→ **Task input**
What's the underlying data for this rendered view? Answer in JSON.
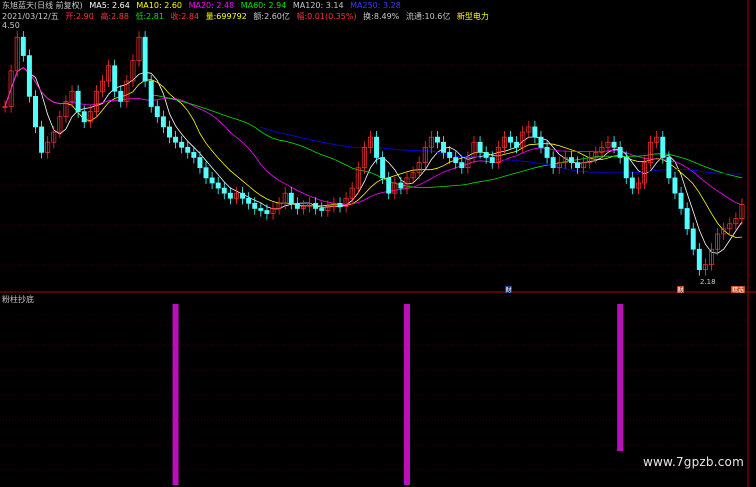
{
  "header": {
    "title": "东旭蓝天(日线 前复权)",
    "ma5": "MA5: 2.64",
    "ma10": "MA10: 2.60",
    "ma20": "MA20: 2.48",
    "ma60": "MA60: 2.94",
    "ma120": "MA120: 3.14",
    "ma250": "MA250: 3.28",
    "date": "2021/03/12/五",
    "open": "开:2.90",
    "high": "高:2.88",
    "low": "低:2.81",
    "close": "收:2.84",
    "volume": "量:699792",
    "amount": "额:2.60亿",
    "change": "幅:0.01(0.35%)",
    "turnover": "换:8.49%",
    "float": "流通:10.6亿",
    "sector": "新型电力"
  },
  "colors": {
    "up": "#ff3232",
    "down": "#54ffff",
    "ma5": "#ffffff",
    "ma10": "#ffff00",
    "ma20": "#ff00ff",
    "ma60": "#00e600",
    "ma120": "#0000ff",
    "bar": "#ba0fba",
    "grid": "#8b0000"
  },
  "axis": {
    "top_label": "4.50",
    "low_label": "2.18"
  },
  "indicator": {
    "title": "粉柱抄底"
  },
  "badges": [
    "财",
    "财",
    "精选"
  ],
  "watermark": "www.7gpzb.com",
  "chart_data": {
    "type": "candlestick",
    "series_price": [
      3.8,
      4.15,
      4.48,
      4.3,
      3.9,
      3.6,
      3.35,
      3.45,
      3.55,
      3.7,
      3.85,
      3.95,
      3.75,
      3.65,
      3.75,
      3.95,
      4.05,
      4.2,
      3.95,
      3.85,
      4.05,
      4.25,
      4.48,
      4.05,
      3.8,
      3.7,
      3.6,
      3.5,
      3.45,
      3.4,
      3.35,
      3.3,
      3.2,
      3.1,
      3.05,
      3.0,
      2.95,
      2.9,
      2.95,
      2.9,
      2.85,
      2.8,
      2.78,
      2.75,
      2.8,
      2.85,
      2.95,
      2.85,
      2.8,
      2.82,
      2.85,
      2.8,
      2.78,
      2.82,
      2.85,
      2.82,
      2.9,
      3.0,
      3.2,
      3.4,
      3.5,
      3.3,
      3.1,
      2.95,
      3.05,
      3.0,
      3.1,
      3.15,
      3.25,
      3.4,
      3.5,
      3.45,
      3.35,
      3.3,
      3.25,
      3.2,
      3.3,
      3.45,
      3.35,
      3.3,
      3.25,
      3.4,
      3.5,
      3.45,
      3.4,
      3.55,
      3.6,
      3.5,
      3.4,
      3.3,
      3.2,
      3.25,
      3.3,
      3.25,
      3.2,
      3.25,
      3.3,
      3.35,
      3.4,
      3.45,
      3.4,
      3.3,
      3.1,
      3.0,
      3.05,
      3.25,
      3.45,
      3.5,
      3.3,
      3.1,
      2.95,
      2.8,
      2.6,
      2.4,
      2.2,
      2.25,
      2.4,
      2.55,
      2.6,
      2.65,
      2.7,
      2.84
    ],
    "pink_bars": [
      {
        "index": 28,
        "height": 1.0
      },
      {
        "index": 66,
        "height": 1.0
      },
      {
        "index": 101,
        "height": 0.82
      }
    ],
    "ylim": [
      2.0,
      4.6
    ]
  }
}
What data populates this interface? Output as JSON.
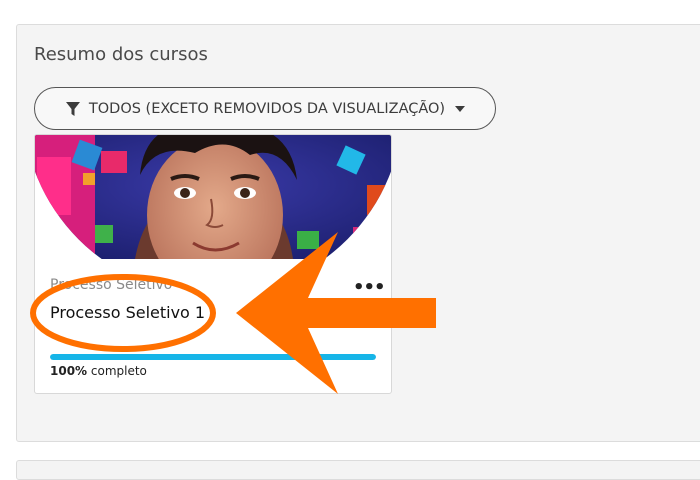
{
  "block": {
    "title": "Resumo dos cursos",
    "filter_label": "TODOS (EXCETO REMOVIDOS DA VISUALIZAÇÃO)"
  },
  "course": {
    "category": "Processo Seletivo",
    "name": "Processo Seletivo 1",
    "progress_percent": 100,
    "progress_value": "100%",
    "progress_suffix": " completo",
    "menu_label": "•••"
  },
  "icons": {
    "filter": "filter-icon",
    "caret": "caret-down-icon",
    "menu": "more-options-icon"
  },
  "colors": {
    "progress": "#16b5e8",
    "annotation": "#ff7000"
  }
}
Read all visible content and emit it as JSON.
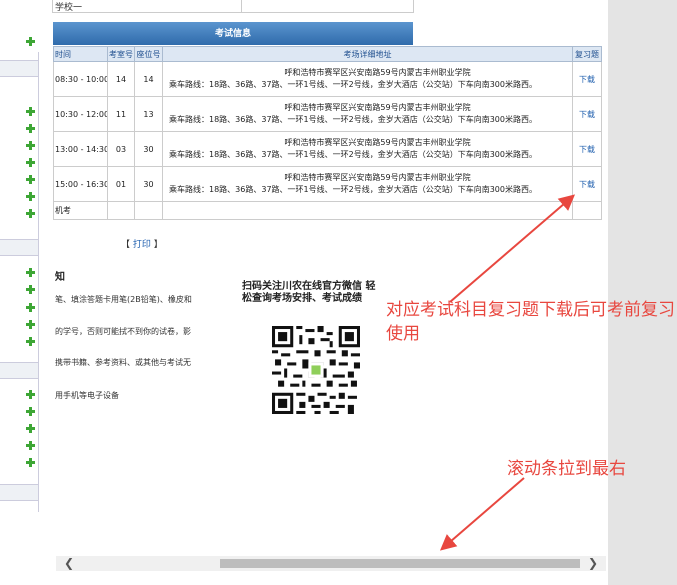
{
  "top_row": {
    "label": "学校一"
  },
  "exam_info": {
    "title": "考试信息",
    "headers": {
      "time": "时间",
      "room": "考室号",
      "seat": "座位号",
      "address": "考场详细地址",
      "review": "复习题"
    },
    "rows": [
      {
        "time": "08:30 - 10:00",
        "room": "14",
        "seat": "14",
        "addr1": "呼和浩特市赛罕区兴安南路59号内蒙古丰州职业学院",
        "addr2": "乘车路线：18路、36路、37路、一环1号线、一环2号线，金岁大酒店（公交站）下车向南300米路西。",
        "review": "下载"
      },
      {
        "time": "10:30 - 12:00",
        "room": "11",
        "seat": "13",
        "addr1": "呼和浩特市赛罕区兴安南路59号内蒙古丰州职业学院",
        "addr2": "乘车路线：18路、36路、37路、一环1号线、一环2号线，金岁大酒店（公交站）下车向南300米路西。",
        "review": "下载"
      },
      {
        "time": "13:00 - 14:30",
        "room": "03",
        "seat": "30",
        "addr1": "呼和浩特市赛罕区兴安南路59号内蒙古丰州职业学院",
        "addr2": "乘车路线：18路、36路、37路、一环1号线、一环2号线，金岁大酒店（公交站）下车向南300米路西。",
        "review": "下载"
      },
      {
        "time": "15:00 - 16:30",
        "room": "01",
        "seat": "30",
        "addr1": "呼和浩特市赛罕区兴安南路59号内蒙古丰州职业学院",
        "addr2": "乘车路线：18路、36路、37路、一环1号线、一环2号线，金岁大酒店（公交站）下车向南300米路西。",
        "review": "下载"
      }
    ],
    "last_row": "机考"
  },
  "print_label": "【 打印 】",
  "print_inner": "打印",
  "notice": {
    "title": "知",
    "lines": [
      "笔、填涂答题卡用笔(2B铅笔)、橡皮和",
      "的学号，否则可能拭不到你的试卷，影",
      "携带书籍、参考资料、或其他与考试无",
      "用手机等电子设备"
    ]
  },
  "qr": {
    "title": "扫码关注川农在线官方微信 轻松查询考场安排、考试成绩"
  },
  "annotations": {
    "review_download": "对应考试科目复习题下载后可考前复习使用",
    "scroll_right": "滚动条拉到最右"
  },
  "scrollbar": {
    "left_icon": "chevron-left-icon",
    "right_icon": "chevron-right-icon",
    "position": 1.0
  },
  "colors": {
    "accent": "#2f6bab",
    "annotation": "#e8473f",
    "plus": "#3da635"
  }
}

→ **Exercise goal**
Print out every entry above without changing a word, and leave out the pictures.

→ **Full answer**
What's the underlying data for this rendered view? Answer in JSON.
{
  "header": {
    "title": "东旭蓝天(日线 前复权)",
    "ma5": "MA5: 2.64",
    "ma10": "MA10: 2.60",
    "ma20": "MA20: 2.48",
    "ma60": "MA60: 2.94",
    "ma120": "MA120: 3.14",
    "ma250": "MA250: 3.28",
    "date": "2021/03/12/五",
    "open": "开:2.90",
    "high": "高:2.88",
    "low": "低:2.81",
    "close": "收:2.84",
    "volume": "量:699792",
    "amount": "额:2.60亿",
    "change": "幅:0.01(0.35%)",
    "turnover": "换:8.49%",
    "float": "流通:10.6亿",
    "sector": "新型电力"
  },
  "colors": {
    "up": "#ff3232",
    "down": "#54ffff",
    "ma5": "#ffffff",
    "ma10": "#ffff00",
    "ma20": "#ff00ff",
    "ma60": "#00e600",
    "ma120": "#0000ff",
    "bar": "#ba0fba",
    "grid": "#8b0000"
  },
  "axis": {
    "top_label": "4.50",
    "low_label": "2.18"
  },
  "indicator": {
    "title": "粉柱抄底"
  },
  "badges": [
    "财",
    "财",
    "精选"
  ],
  "watermark": "www.7gpzb.com",
  "chart_data": {
    "type": "candlestick",
    "series_price": [
      3.8,
      4.15,
      4.48,
      4.3,
      3.9,
      3.6,
      3.35,
      3.45,
      3.55,
      3.7,
      3.85,
      3.95,
      3.75,
      3.65,
      3.75,
      3.95,
      4.05,
      4.2,
      3.95,
      3.85,
      4.05,
      4.25,
      4.48,
      4.05,
      3.8,
      3.7,
      3.6,
      3.5,
      3.45,
      3.4,
      3.35,
      3.3,
      3.2,
      3.1,
      3.05,
      3.0,
      2.95,
      2.9,
      2.95,
      2.9,
      2.85,
      2.8,
      2.78,
      2.75,
      2.8,
      2.85,
      2.95,
      2.85,
      2.8,
      2.82,
      2.85,
      2.8,
      2.78,
      2.82,
      2.85,
      2.82,
      2.9,
      3.0,
      3.2,
      3.4,
      3.5,
      3.3,
      3.1,
      2.95,
      3.05,
      3.0,
      3.1,
      3.15,
      3.25,
      3.4,
      3.5,
      3.45,
      3.35,
      3.3,
      3.25,
      3.2,
      3.3,
      3.45,
      3.35,
      3.3,
      3.25,
      3.4,
      3.5,
      3.45,
      3.4,
      3.55,
      3.6,
      3.5,
      3.4,
      3.3,
      3.2,
      3.25,
      3.3,
      3.25,
      3.2,
      3.25,
      3.3,
      3.35,
      3.4,
      3.45,
      3.4,
      3.3,
      3.1,
      3.0,
      3.05,
      3.25,
      3.45,
      3.5,
      3.3,
      3.1,
      2.95,
      2.8,
      2.6,
      2.4,
      2.2,
      2.25,
      2.4,
      2.55,
      2.6,
      2.65,
      2.7,
      2.84
    ],
    "pink_bars": [
      {
        "index": 28,
        "height": 1.0
      },
      {
        "index": 66,
        "height": 1.0
      },
      {
        "index": 101,
        "height": 0.82
      }
    ],
    "ylim": [
      2.0,
      4.6
    ]
  }
}
What data populates this interface? Output as JSON.
{
  "block": {
    "title": "Resumo dos cursos",
    "filter_label": "TODOS (EXCETO REMOVIDOS DA VISUALIZAÇÃO)"
  },
  "course": {
    "category": "Processo Seletivo",
    "name": "Processo Seletivo 1",
    "progress_percent": 100,
    "progress_value": "100%",
    "progress_suffix": " completo",
    "menu_label": "•••"
  },
  "icons": {
    "filter": "filter-icon",
    "caret": "caret-down-icon",
    "menu": "more-options-icon"
  },
  "colors": {
    "progress": "#16b5e8",
    "annotation": "#ff7000"
  }
}
Read all visible content and emit it as JSON.
{
  "top_row": {
    "label": "学校一"
  },
  "exam_info": {
    "title": "考试信息",
    "headers": {
      "time": "时间",
      "room": "考室号",
      "seat": "座位号",
      "address": "考场详细地址",
      "review": "复习题"
    },
    "rows": [
      {
        "time": "08:30 - 10:00",
        "room": "14",
        "seat": "14",
        "addr1": "呼和浩特市赛罕区兴安南路59号内蒙古丰州职业学院",
        "addr2": "乘车路线：18路、36路、37路、一环1号线、一环2号线，金岁大酒店（公交站）下车向南300米路西。",
        "review": "下载"
      },
      {
        "time": "10:30 - 12:00",
        "room": "11",
        "seat": "13",
        "addr1": "呼和浩特市赛罕区兴安南路59号内蒙古丰州职业学院",
        "addr2": "乘车路线：18路、36路、37路、一环1号线、一环2号线，金岁大酒店（公交站）下车向南300米路西。",
        "review": "下载"
      },
      {
        "time": "13:00 - 14:30",
        "room": "03",
        "seat": "30",
        "addr1": "呼和浩特市赛罕区兴安南路59号内蒙古丰州职业学院",
        "addr2": "乘车路线：18路、36路、37路、一环1号线、一环2号线，金岁大酒店（公交站）下车向南300米路西。",
        "review": "下载"
      },
      {
        "time": "15:00 - 16:30",
        "room": "01",
        "seat": "30",
        "addr1": "呼和浩特市赛罕区兴安南路59号内蒙古丰州职业学院",
        "addr2": "乘车路线：18路、36路、37路、一环1号线、一环2号线，金岁大酒店（公交站）下车向南300米路西。",
        "review": "下载"
      }
    ],
    "last_row": "机考"
  },
  "print_label": "【 打印 】",
  "print_inner": "打印",
  "notice": {
    "title": "知",
    "lines": [
      "笔、填涂答题卡用笔(2B铅笔)、橡皮和",
      "的学号，否则可能拭不到你的试卷，影",
      "携带书籍、参考资料、或其他与考试无",
      "用手机等电子设备"
    ]
  },
  "qr": {
    "title": "扫码关注川农在线官方微信 轻松查询考场安排、考试成绩"
  },
  "annotations": {
    "review_download": "对应考试科目复习题下载后可考前复习使用",
    "scroll_right": "滚动条拉到最右"
  },
  "scrollbar": {
    "left_icon": "chevron-left-icon",
    "right_icon": "chevron-right-icon",
    "position": 1.0
  },
  "colors": {
    "accent": "#2f6bab",
    "annotation": "#e8473f",
    "plus": "#3da635"
  }
}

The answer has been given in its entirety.